Task prompt. Using the data below, determine the number of lines that include the string "increase". Write only that number.

Given information.
◆ ◆ ◆

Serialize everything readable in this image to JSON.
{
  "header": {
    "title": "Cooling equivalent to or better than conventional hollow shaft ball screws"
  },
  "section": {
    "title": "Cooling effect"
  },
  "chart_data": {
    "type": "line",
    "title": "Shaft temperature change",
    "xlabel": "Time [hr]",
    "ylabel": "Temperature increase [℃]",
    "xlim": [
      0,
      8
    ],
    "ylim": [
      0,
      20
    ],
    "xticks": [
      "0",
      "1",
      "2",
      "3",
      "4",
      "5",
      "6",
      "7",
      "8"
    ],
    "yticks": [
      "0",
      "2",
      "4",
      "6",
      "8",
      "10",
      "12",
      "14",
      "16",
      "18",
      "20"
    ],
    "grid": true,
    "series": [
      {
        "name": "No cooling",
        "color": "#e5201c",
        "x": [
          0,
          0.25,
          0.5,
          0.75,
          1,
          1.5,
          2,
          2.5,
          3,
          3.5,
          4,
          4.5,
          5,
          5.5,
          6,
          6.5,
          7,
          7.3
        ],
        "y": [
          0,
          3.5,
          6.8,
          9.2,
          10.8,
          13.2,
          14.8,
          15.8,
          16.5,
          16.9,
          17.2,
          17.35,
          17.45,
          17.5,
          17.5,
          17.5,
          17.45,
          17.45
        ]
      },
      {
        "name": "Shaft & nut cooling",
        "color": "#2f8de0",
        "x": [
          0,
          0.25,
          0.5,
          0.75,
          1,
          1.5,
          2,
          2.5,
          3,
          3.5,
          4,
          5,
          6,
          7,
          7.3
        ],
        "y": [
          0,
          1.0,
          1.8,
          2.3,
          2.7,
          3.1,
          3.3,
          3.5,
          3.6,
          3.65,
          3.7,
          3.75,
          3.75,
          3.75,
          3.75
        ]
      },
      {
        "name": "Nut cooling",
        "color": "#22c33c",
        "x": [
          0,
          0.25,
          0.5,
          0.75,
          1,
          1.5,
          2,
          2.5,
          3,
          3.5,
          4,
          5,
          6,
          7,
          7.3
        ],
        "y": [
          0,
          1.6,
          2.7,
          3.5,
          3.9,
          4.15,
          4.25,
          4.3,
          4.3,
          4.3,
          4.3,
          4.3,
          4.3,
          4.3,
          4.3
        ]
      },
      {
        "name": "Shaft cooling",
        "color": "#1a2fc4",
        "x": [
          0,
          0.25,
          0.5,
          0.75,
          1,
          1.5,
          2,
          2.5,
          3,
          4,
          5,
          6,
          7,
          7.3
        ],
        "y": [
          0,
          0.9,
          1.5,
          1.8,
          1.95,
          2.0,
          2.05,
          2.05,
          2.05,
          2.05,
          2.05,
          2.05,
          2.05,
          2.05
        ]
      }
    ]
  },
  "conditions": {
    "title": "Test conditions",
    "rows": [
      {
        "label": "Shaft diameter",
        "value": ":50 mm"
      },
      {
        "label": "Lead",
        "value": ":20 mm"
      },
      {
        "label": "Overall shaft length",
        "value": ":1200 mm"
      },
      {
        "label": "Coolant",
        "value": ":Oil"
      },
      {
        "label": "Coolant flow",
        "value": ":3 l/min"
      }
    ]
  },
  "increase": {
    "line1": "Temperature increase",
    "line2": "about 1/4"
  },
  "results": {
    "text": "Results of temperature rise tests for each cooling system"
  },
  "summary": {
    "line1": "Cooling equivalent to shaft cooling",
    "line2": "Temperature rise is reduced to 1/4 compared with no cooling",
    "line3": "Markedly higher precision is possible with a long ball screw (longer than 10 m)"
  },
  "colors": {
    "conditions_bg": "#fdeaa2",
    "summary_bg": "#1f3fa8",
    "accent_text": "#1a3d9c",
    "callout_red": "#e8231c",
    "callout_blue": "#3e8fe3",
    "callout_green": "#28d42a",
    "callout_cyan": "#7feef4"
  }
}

◆ ◆ ◆

Response to the exercise. 3